[Records about charts and figures]
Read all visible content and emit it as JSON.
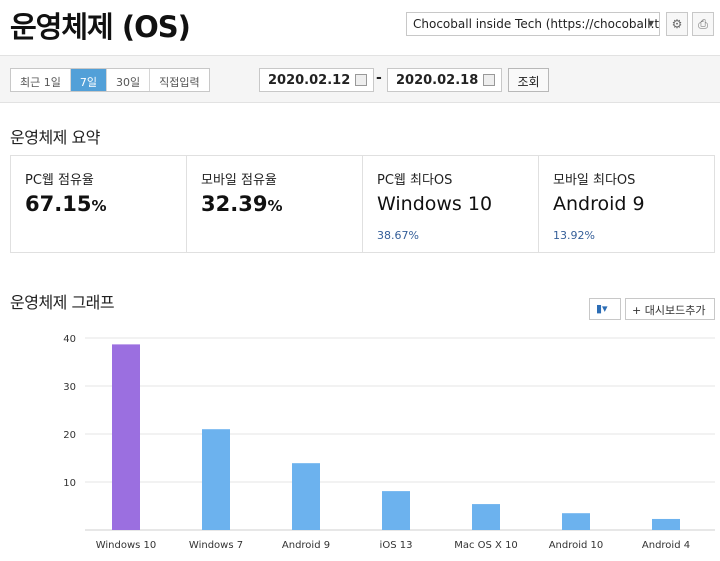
{
  "header": {
    "title": "운영체제 (OS)",
    "site_select": "Chocoball inside Tech (https://chocoball.t···",
    "settings_icon": "gear-icon",
    "print_icon": "print-icon"
  },
  "toolbar": {
    "ranges": [
      "최근 1일",
      "7일",
      "30일",
      "직접입력"
    ],
    "active_range": "7일",
    "start_date": "2020.02.12",
    "end_date": "2020.02.18",
    "separator": "-",
    "lookup_label": "조회"
  },
  "summary": {
    "title": "운영체제 요약",
    "cards": [
      {
        "label": "PC웹 점유율",
        "value": "67.15",
        "unit": "%"
      },
      {
        "label": "모바일 점유율",
        "value": "32.39",
        "unit": "%"
      },
      {
        "label": "PC웹 최다OS",
        "os": "Windows 10",
        "pct": "38.67%"
      },
      {
        "label": "모바일 최다OS",
        "os": "Android 9",
        "pct": "13.92%"
      }
    ]
  },
  "graph": {
    "title": "운영체제 그래프",
    "chart_type_icon": "bar-chart-icon",
    "add_dashboard_label": "+ 대시보드추가"
  },
  "colors": {
    "highlight_bar": "#9b6fe0",
    "bar": "#6cb2ee",
    "active_tab": "#52a0d8",
    "pct_text": "#355f99"
  },
  "chart_data": {
    "type": "bar",
    "categories": [
      "Windows 10",
      "Windows 7",
      "Android 9",
      "iOS 13",
      "Mac OS X 10",
      "Android 10",
      "Android 4"
    ],
    "values": [
      38.67,
      21.0,
      13.92,
      8.1,
      5.4,
      3.5,
      2.3
    ],
    "yticks": [
      10,
      20,
      30,
      40
    ],
    "ylim": [
      0,
      40
    ],
    "highlight_index": 0,
    "grid": true
  }
}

EXERCISE PROMPT >>
The listing above must be printed again exactly, minus its pictures.

RESULT FOR THIS EXERCISE >>
Read all visible content and emit it as JSON.
{
  "header": {
    "title": "운영체제 (OS)",
    "site_select": "Chocoball inside Tech (https://chocoball.t···",
    "settings_icon": "gear-icon",
    "print_icon": "print-icon"
  },
  "toolbar": {
    "ranges": [
      "최근 1일",
      "7일",
      "30일",
      "직접입력"
    ],
    "active_range": "7일",
    "start_date": "2020.02.12",
    "end_date": "2020.02.18",
    "separator": "-",
    "lookup_label": "조회"
  },
  "summary": {
    "title": "운영체제 요약",
    "cards": [
      {
        "label": "PC웹 점유율",
        "value": "67.15",
        "unit": "%"
      },
      {
        "label": "모바일 점유율",
        "value": "32.39",
        "unit": "%"
      },
      {
        "label": "PC웹 최다OS",
        "os": "Windows 10",
        "pct": "38.67%"
      },
      {
        "label": "모바일 최다OS",
        "os": "Android 9",
        "pct": "13.92%"
      }
    ]
  },
  "graph": {
    "title": "운영체제 그래프",
    "chart_type_icon": "bar-chart-icon",
    "add_dashboard_label": "+ 대시보드추가"
  },
  "colors": {
    "highlight_bar": "#9b6fe0",
    "bar": "#6cb2ee",
    "active_tab": "#52a0d8",
    "pct_text": "#355f99"
  },
  "chart_data": {
    "type": "bar",
    "categories": [
      "Windows 10",
      "Windows 7",
      "Android 9",
      "iOS 13",
      "Mac OS X 10",
      "Android 10",
      "Android 4"
    ],
    "values": [
      38.67,
      21.0,
      13.92,
      8.1,
      5.4,
      3.5,
      2.3
    ],
    "yticks": [
      10,
      20,
      30,
      40
    ],
    "ylim": [
      0,
      40
    ],
    "highlight_index": 0,
    "grid": true
  }
}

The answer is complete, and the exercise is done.